[start]
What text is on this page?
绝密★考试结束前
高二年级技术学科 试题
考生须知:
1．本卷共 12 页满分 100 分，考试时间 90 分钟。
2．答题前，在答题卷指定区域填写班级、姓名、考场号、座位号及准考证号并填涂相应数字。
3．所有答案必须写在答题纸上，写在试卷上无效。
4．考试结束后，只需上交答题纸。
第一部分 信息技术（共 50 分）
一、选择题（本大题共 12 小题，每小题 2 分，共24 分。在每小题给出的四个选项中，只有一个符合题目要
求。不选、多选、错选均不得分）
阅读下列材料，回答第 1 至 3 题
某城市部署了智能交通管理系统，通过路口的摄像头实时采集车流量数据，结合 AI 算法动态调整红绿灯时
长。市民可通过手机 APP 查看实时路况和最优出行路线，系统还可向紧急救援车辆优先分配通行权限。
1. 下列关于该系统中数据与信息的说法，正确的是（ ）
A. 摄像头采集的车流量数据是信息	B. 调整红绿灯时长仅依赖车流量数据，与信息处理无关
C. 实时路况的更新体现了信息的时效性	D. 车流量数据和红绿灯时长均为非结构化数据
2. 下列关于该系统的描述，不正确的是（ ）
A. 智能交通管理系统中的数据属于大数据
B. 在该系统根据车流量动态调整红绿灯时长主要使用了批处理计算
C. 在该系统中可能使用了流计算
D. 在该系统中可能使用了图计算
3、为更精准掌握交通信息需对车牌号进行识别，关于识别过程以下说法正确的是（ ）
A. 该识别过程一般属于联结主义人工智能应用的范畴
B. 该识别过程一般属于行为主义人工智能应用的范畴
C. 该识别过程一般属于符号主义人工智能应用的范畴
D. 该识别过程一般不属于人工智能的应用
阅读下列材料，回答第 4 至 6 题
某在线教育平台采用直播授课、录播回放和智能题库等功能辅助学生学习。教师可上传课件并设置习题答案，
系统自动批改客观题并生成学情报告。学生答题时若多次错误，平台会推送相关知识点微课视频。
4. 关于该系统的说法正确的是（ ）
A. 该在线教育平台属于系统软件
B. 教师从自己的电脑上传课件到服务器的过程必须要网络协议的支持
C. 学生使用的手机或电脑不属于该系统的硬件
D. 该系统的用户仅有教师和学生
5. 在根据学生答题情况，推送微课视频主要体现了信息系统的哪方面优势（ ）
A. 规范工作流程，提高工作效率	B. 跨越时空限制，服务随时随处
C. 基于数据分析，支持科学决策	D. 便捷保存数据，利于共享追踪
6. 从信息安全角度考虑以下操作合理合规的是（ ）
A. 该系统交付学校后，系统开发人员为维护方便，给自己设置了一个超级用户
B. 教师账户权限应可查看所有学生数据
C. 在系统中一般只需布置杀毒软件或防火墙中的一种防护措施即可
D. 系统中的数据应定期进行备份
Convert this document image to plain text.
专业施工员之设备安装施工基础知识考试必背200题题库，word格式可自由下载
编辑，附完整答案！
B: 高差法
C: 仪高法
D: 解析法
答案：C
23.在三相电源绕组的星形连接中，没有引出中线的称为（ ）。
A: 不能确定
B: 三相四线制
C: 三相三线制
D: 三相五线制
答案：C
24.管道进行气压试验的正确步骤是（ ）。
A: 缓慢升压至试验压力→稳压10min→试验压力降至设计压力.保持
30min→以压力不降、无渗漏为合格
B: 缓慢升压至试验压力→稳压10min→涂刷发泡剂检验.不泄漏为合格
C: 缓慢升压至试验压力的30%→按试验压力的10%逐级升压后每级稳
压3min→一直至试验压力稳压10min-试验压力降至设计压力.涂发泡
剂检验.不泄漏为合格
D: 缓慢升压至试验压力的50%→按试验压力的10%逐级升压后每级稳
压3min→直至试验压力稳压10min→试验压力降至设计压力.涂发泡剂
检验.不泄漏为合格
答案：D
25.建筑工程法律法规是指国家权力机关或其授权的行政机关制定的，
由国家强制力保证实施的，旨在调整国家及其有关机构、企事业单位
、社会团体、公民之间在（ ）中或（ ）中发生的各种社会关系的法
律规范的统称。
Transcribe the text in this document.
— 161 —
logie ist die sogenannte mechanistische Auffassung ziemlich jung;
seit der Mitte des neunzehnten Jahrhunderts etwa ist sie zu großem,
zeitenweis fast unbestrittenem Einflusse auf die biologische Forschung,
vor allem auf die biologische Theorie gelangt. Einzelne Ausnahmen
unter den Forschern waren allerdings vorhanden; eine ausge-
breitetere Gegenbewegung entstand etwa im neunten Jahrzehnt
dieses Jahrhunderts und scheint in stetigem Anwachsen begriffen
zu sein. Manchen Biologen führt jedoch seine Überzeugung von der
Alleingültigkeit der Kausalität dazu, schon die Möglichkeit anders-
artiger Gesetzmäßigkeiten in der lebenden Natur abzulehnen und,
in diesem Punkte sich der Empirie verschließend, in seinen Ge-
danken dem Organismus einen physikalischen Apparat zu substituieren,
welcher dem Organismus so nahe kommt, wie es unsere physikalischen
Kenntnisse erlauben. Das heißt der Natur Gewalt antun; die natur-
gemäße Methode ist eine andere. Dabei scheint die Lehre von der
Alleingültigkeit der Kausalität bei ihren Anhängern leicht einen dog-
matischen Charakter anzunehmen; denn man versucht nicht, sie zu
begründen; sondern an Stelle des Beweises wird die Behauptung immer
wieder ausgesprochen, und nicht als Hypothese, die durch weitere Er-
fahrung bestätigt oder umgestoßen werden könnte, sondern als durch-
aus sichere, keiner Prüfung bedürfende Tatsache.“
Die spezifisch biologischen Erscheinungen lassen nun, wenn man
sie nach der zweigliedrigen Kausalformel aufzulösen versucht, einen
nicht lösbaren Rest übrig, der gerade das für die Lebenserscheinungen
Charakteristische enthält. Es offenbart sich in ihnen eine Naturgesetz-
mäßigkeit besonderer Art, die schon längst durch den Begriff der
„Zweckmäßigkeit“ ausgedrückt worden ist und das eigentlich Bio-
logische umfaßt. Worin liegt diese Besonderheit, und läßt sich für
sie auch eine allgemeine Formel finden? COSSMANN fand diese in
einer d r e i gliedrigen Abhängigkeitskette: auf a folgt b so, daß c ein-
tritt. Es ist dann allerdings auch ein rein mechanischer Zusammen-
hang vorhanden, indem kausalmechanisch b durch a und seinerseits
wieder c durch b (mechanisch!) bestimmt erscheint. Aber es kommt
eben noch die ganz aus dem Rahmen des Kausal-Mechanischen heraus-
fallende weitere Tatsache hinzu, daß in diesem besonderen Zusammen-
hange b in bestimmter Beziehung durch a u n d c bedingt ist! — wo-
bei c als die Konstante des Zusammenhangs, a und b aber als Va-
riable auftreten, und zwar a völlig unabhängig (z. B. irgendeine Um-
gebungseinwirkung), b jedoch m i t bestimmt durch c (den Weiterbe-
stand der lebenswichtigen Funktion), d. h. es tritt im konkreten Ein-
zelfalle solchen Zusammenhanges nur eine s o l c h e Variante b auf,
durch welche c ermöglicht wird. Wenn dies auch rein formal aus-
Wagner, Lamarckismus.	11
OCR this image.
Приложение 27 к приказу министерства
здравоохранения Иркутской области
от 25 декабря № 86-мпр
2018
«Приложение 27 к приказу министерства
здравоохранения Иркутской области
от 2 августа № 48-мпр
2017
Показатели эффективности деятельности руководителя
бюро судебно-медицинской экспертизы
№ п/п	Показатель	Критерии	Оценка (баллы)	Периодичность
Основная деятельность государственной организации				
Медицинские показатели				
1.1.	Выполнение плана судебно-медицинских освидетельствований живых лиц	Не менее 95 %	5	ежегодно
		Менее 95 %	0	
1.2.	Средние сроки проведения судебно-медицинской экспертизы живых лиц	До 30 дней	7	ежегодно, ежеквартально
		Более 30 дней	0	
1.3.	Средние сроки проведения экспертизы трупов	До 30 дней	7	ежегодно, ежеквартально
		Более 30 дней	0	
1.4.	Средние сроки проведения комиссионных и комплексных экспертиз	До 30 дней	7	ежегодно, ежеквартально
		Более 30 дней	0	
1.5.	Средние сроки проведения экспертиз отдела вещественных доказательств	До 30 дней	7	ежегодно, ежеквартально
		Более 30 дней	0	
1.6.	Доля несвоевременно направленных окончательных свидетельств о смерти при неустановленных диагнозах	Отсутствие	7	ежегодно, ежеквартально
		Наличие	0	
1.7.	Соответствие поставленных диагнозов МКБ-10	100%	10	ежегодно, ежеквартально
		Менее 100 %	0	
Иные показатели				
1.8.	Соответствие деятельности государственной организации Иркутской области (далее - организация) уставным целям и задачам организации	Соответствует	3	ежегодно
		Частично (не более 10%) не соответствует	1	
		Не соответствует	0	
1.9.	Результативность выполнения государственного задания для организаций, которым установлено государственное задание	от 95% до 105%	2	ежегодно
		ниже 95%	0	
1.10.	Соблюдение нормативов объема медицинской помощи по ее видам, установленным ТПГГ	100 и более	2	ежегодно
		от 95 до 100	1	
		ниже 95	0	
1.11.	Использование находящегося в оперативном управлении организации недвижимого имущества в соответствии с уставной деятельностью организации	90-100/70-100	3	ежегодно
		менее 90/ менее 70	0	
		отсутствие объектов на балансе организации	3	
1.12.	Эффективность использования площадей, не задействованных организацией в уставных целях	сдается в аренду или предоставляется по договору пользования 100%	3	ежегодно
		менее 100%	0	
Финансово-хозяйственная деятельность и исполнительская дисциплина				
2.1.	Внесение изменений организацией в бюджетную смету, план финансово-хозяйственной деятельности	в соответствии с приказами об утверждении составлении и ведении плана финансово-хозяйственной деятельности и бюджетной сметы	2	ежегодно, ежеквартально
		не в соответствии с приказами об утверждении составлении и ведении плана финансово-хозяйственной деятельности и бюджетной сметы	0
[end]
▸ Description of the task:
For the entries above, state how many lines contain the word "экспертизы". Provide the number by itself.

▸ Output of the task:
3